[Exercise brief]: Images are excluded; otherwise, output every record exactly.

[Given records]:
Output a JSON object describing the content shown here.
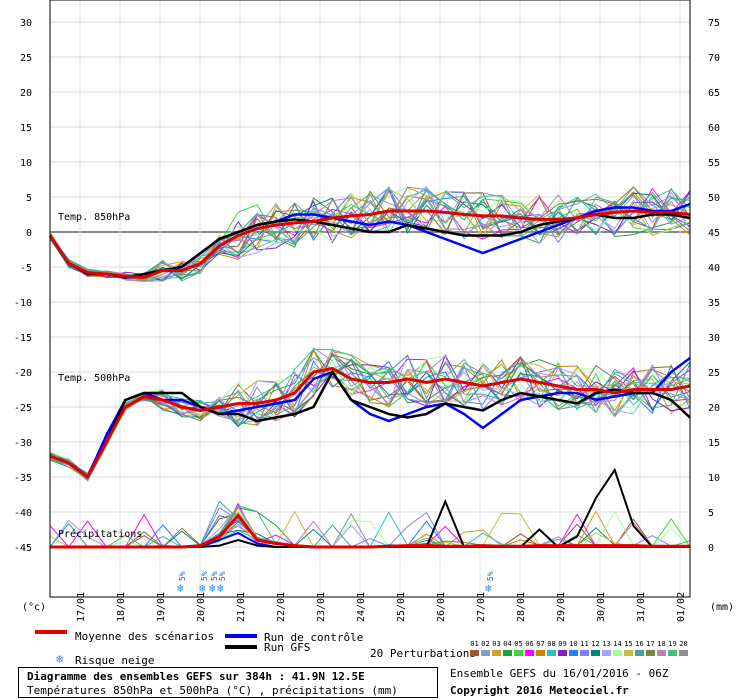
{
  "chart_data": {
    "type": "line",
    "panels": [
      {
        "label": "Temp. 850hPa",
        "unit": "°C"
      },
      {
        "label": "Temp. 500hPa",
        "unit": "°C"
      },
      {
        "label": "Précipitations",
        "unit": "mm"
      }
    ],
    "left_axis_unit": "(°c)",
    "right_axis_unit": "(mm)",
    "left_ticks": [
      30,
      25,
      20,
      15,
      10,
      5,
      0,
      -5,
      -10,
      -15,
      -20,
      -25,
      -30,
      -35,
      -40,
      -45
    ],
    "right_ticks": [
      75,
      70,
      65,
      60,
      55,
      50,
      45,
      40,
      35,
      30,
      25,
      20,
      15,
      10,
      5,
      0
    ],
    "x_ticks": [
      "17/01",
      "18/01",
      "19/01",
      "20/01",
      "21/01",
      "22/01",
      "23/01",
      "24/01",
      "25/01",
      "26/01",
      "27/01",
      "28/01",
      "29/01",
      "30/01",
      "31/01",
      "01/02"
    ],
    "snow_risk": [
      {
        "day": 3.3,
        "label": "5%"
      },
      {
        "day": 3.85,
        "label": "5%"
      },
      {
        "day": 4.1,
        "label": "5%"
      },
      {
        "day": 4.3,
        "label": "5%"
      },
      {
        "day": 11.0,
        "label": "5%"
      }
    ],
    "series": [
      {
        "name": "Moyenne des scénarios",
        "color": "#e00000",
        "t850": [
          -0.5,
          -4.5,
          -5.8,
          -6,
          -6.3,
          -6.5,
          -5.5,
          -5.5,
          -4.5,
          -2,
          -0.5,
          0.5,
          1,
          1.3,
          1.5,
          2,
          2.3,
          2.5,
          3,
          3,
          3,
          2.8,
          2.5,
          2.3,
          2.3,
          2,
          1.8,
          1.8,
          2,
          2.5,
          2.8,
          3,
          2.8,
          2.8,
          2.5
        ],
        "t500": [
          -32,
          -33,
          -35,
          -30,
          -25,
          -23.5,
          -24,
          -25,
          -25.5,
          -25,
          -24.5,
          -24.5,
          -24,
          -23,
          -20,
          -19.5,
          -21,
          -21.5,
          -21.5,
          -21,
          -21.5,
          -21,
          -21.5,
          -22,
          -21.5,
          -21,
          -21.5,
          -22,
          -22.5,
          -22.5,
          -23,
          -22.5,
          -22.5,
          -22.5,
          -22
        ],
        "precip": [
          0,
          0,
          0,
          0,
          0,
          0,
          0,
          0,
          0.2,
          1.5,
          4.5,
          1,
          0.5,
          0.2,
          0,
          0,
          0,
          0,
          0.1,
          0.2,
          0.2,
          0.1,
          0.1,
          0.2,
          0.1,
          0.1,
          0.2,
          0.2,
          0.2,
          0.2,
          0.2,
          0.2,
          0.1,
          0.1,
          0.1
        ]
      },
      {
        "name": "Run de contrôle",
        "color": "#0000ff",
        "t850": [
          -0.5,
          -4.5,
          -6,
          -6,
          -6.5,
          -6,
          -5.5,
          -5,
          -3,
          -1,
          0,
          1,
          1.5,
          2.5,
          2.5,
          2,
          1.5,
          1,
          1.5,
          1,
          0,
          -1,
          -2,
          -3,
          -2,
          -1,
          0,
          1,
          2,
          3,
          3.5,
          3.5,
          3,
          3,
          4
        ],
        "t500": [
          -32,
          -33,
          -35,
          -29,
          -24,
          -23,
          -24,
          -24,
          -25,
          -26,
          -25.5,
          -25,
          -24.5,
          -24,
          -21,
          -20,
          -24,
          -26,
          -27,
          -26,
          -25,
          -24.5,
          -26,
          -28,
          -26,
          -24,
          -23.5,
          -23,
          -23,
          -24,
          -23.5,
          -23,
          -23,
          -20,
          -18
        ],
        "precip": [
          0,
          0,
          0,
          0,
          0,
          0,
          0,
          0,
          0,
          1,
          2,
          0.5,
          0,
          0,
          0,
          0,
          0,
          0,
          0,
          0,
          0,
          0,
          0,
          0,
          0,
          0,
          0,
          0,
          0,
          0,
          0,
          0,
          0,
          0,
          0
        ]
      },
      {
        "name": "Run GFS",
        "color": "#000000",
        "t850": [
          -0.5,
          -4.5,
          -6,
          -6,
          -6.5,
          -6,
          -5.5,
          -5,
          -3,
          -1,
          0,
          1,
          1.5,
          1.8,
          1.5,
          1,
          0.5,
          0,
          0,
          1,
          0.5,
          0,
          -0.5,
          -0.5,
          -0.5,
          0,
          1,
          1.5,
          2,
          2.5,
          2,
          2,
          2.5,
          2.5,
          2
        ],
        "t500": [
          -32,
          -33,
          -35,
          -30,
          -24,
          -23,
          -23,
          -23,
          -25,
          -26,
          -26,
          -27,
          -26.5,
          -26,
          -25,
          -20,
          -24,
          -25,
          -26,
          -26.5,
          -26,
          -24.5,
          -25,
          -25.5,
          -24,
          -23,
          -23.5,
          -24,
          -24.5,
          -23,
          -22.5,
          -23,
          -23,
          -24,
          -26.5
        ],
        "precip": [
          0,
          0,
          0,
          0,
          0,
          0,
          0,
          0,
          0,
          0.2,
          1,
          0.2,
          0,
          0,
          0,
          0,
          0,
          0,
          0,
          0,
          0,
          6.5,
          0,
          0,
          0,
          0,
          2.5,
          0,
          1.5,
          7,
          11,
          3,
          0,
          0,
          0
        ]
      }
    ],
    "perturbation_colors": [
      "#a0522d",
      "#80a0c0",
      "#d0a020",
      "#20a040",
      "#40d040",
      "#ff00ff",
      "#d08000",
      "#30c0c0",
      "#8020c0",
      "#2080ff",
      "#8080ff",
      "#008080",
      "#a0a0ff",
      "#a0ffa0",
      "#c0c040",
      "#40a0a0",
      "#808040",
      "#c080c0",
      "#40c080",
      "#909090"
    ]
  },
  "legend": {
    "mean": "Moyenne des scénarios",
    "control": "Run de contrôle",
    "gfs": "Run GFS",
    "snow": "Risque neige",
    "perturbations": "20 Perturbations",
    "perturbation_numbers": [
      "01",
      "02",
      "03",
      "04",
      "05",
      "06",
      "07",
      "08",
      "09",
      "10",
      "11",
      "12",
      "13",
      "14",
      "15",
      "16",
      "17",
      "18",
      "19",
      "20"
    ]
  },
  "footer": {
    "title": "Diagramme des ensembles GEFS sur 384h : 41.9N 12.5E",
    "subtitle": "Températures 850hPa et 500hPa (°C) , précipitations (mm)",
    "ensemble": "Ensemble GEFS du 16/01/2016 - 06Z",
    "copyright": "Copyright 2016 Meteociel.fr"
  }
}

[Result of this task]:
Output a JSON object describing the content shown here.
{
  "chart_data": {
    "type": "line",
    "panels": [
      {
        "label": "Temp. 850hPa",
        "unit": "°C"
      },
      {
        "label": "Temp. 500hPa",
        "unit": "°C"
      },
      {
        "label": "Précipitations",
        "unit": "mm"
      }
    ],
    "left_axis_unit": "(°c)",
    "right_axis_unit": "(mm)",
    "left_ticks": [
      30,
      25,
      20,
      15,
      10,
      5,
      0,
      -5,
      -10,
      -15,
      -20,
      -25,
      -30,
      -35,
      -40,
      -45
    ],
    "right_ticks": [
      75,
      70,
      65,
      60,
      55,
      50,
      45,
      40,
      35,
      30,
      25,
      20,
      15,
      10,
      5,
      0
    ],
    "x_ticks": [
      "17/01",
      "18/01",
      "19/01",
      "20/01",
      "21/01",
      "22/01",
      "23/01",
      "24/01",
      "25/01",
      "26/01",
      "27/01",
      "28/01",
      "29/01",
      "30/01",
      "31/01",
      "01/02"
    ],
    "snow_risk": [
      {
        "day": 3.3,
        "label": "5%"
      },
      {
        "day": 3.85,
        "label": "5%"
      },
      {
        "day": 4.1,
        "label": "5%"
      },
      {
        "day": 4.3,
        "label": "5%"
      },
      {
        "day": 11.0,
        "label": "5%"
      }
    ],
    "series": [
      {
        "name": "Moyenne des scénarios",
        "color": "#e00000",
        "t850": [
          -0.5,
          -4.5,
          -5.8,
          -6,
          -6.3,
          -6.5,
          -5.5,
          -5.5,
          -4.5,
          -2,
          -0.5,
          0.5,
          1,
          1.3,
          1.5,
          2,
          2.3,
          2.5,
          3,
          3,
          3,
          2.8,
          2.5,
          2.3,
          2.3,
          2,
          1.8,
          1.8,
          2,
          2.5,
          2.8,
          3,
          2.8,
          2.8,
          2.5
        ],
        "t500": [
          -32,
          -33,
          -35,
          -30,
          -25,
          -23.5,
          -24,
          -25,
          -25.5,
          -25,
          -24.5,
          -24.5,
          -24,
          -23,
          -20,
          -19.5,
          -21,
          -21.5,
          -21.5,
          -21,
          -21.5,
          -21,
          -21.5,
          -22,
          -21.5,
          -21,
          -21.5,
          -22,
          -22.5,
          -22.5,
          -23,
          -22.5,
          -22.5,
          -22.5,
          -22
        ],
        "precip": [
          0,
          0,
          0,
          0,
          0,
          0,
          0,
          0,
          0.2,
          1.5,
          4.5,
          1,
          0.5,
          0.2,
          0,
          0,
          0,
          0,
          0.1,
          0.2,
          0.2,
          0.1,
          0.1,
          0.2,
          0.1,
          0.1,
          0.2,
          0.2,
          0.2,
          0.2,
          0.2,
          0.2,
          0.1,
          0.1,
          0.1
        ]
      },
      {
        "name": "Run de contrôle",
        "color": "#0000ff",
        "t850": [
          -0.5,
          -4.5,
          -6,
          -6,
          -6.5,
          -6,
          -5.5,
          -5,
          -3,
          -1,
          0,
          1,
          1.5,
          2.5,
          2.5,
          2,
          1.5,
          1,
          1.5,
          1,
          0,
          -1,
          -2,
          -3,
          -2,
          -1,
          0,
          1,
          2,
          3,
          3.5,
          3.5,
          3,
          3,
          4
        ],
        "t500": [
          -32,
          -33,
          -35,
          -29,
          -24,
          -23,
          -24,
          -24,
          -25,
          -26,
          -25.5,
          -25,
          -24.5,
          -24,
          -21,
          -20,
          -24,
          -26,
          -27,
          -26,
          -25,
          -24.5,
          -26,
          -28,
          -26,
          -24,
          -23.5,
          -23,
          -23,
          -24,
          -23.5,
          -23,
          -23,
          -20,
          -18
        ],
        "precip": [
          0,
          0,
          0,
          0,
          0,
          0,
          0,
          0,
          0,
          1,
          2,
          0.5,
          0,
          0,
          0,
          0,
          0,
          0,
          0,
          0,
          0,
          0,
          0,
          0,
          0,
          0,
          0,
          0,
          0,
          0,
          0,
          0,
          0,
          0,
          0
        ]
      },
      {
        "name": "Run GFS",
        "color": "#000000",
        "t850": [
          -0.5,
          -4.5,
          -6,
          -6,
          -6.5,
          -6,
          -5.5,
          -5,
          -3,
          -1,
          0,
          1,
          1.5,
          1.8,
          1.5,
          1,
          0.5,
          0,
          0,
          1,
          0.5,
          0,
          -0.5,
          -0.5,
          -0.5,
          0,
          1,
          1.5,
          2,
          2.5,
          2,
          2,
          2.5,
          2.5,
          2
        ],
        "t500": [
          -32,
          -33,
          -35,
          -30,
          -24,
          -23,
          -23,
          -23,
          -25,
          -26,
          -26,
          -27,
          -26.5,
          -26,
          -25,
          -20,
          -24,
          -25,
          -26,
          -26.5,
          -26,
          -24.5,
          -25,
          -25.5,
          -24,
          -23,
          -23.5,
          -24,
          -24.5,
          -23,
          -22.5,
          -23,
          -23,
          -24,
          -26.5
        ],
        "precip": [
          0,
          0,
          0,
          0,
          0,
          0,
          0,
          0,
          0,
          0.2,
          1,
          0.2,
          0,
          0,
          0,
          0,
          0,
          0,
          0,
          0,
          0,
          6.5,
          0,
          0,
          0,
          0,
          2.5,
          0,
          1.5,
          7,
          11,
          3,
          0,
          0,
          0
        ]
      }
    ],
    "perturbation_colors": [
      "#a0522d",
      "#80a0c0",
      "#d0a020",
      "#20a040",
      "#40d040",
      "#ff00ff",
      "#d08000",
      "#30c0c0",
      "#8020c0",
      "#2080ff",
      "#8080ff",
      "#008080",
      "#a0a0ff",
      "#a0ffa0",
      "#c0c040",
      "#40a0a0",
      "#808040",
      "#c080c0",
      "#40c080",
      "#909090"
    ]
  },
  "legend": {
    "mean": "Moyenne des scénarios",
    "control": "Run de contrôle",
    "gfs": "Run GFS",
    "snow": "Risque neige",
    "perturbations": "20 Perturbations",
    "perturbation_numbers": [
      "01",
      "02",
      "03",
      "04",
      "05",
      "06",
      "07",
      "08",
      "09",
      "10",
      "11",
      "12",
      "13",
      "14",
      "15",
      "16",
      "17",
      "18",
      "19",
      "20"
    ]
  },
  "footer": {
    "title": "Diagramme des ensembles GEFS sur 384h : 41.9N 12.5E",
    "subtitle": "Températures 850hPa et 500hPa (°C) , précipitations (mm)",
    "ensemble": "Ensemble GEFS du 16/01/2016 - 06Z",
    "copyright": "Copyright 2016 Meteociel.fr"
  }
}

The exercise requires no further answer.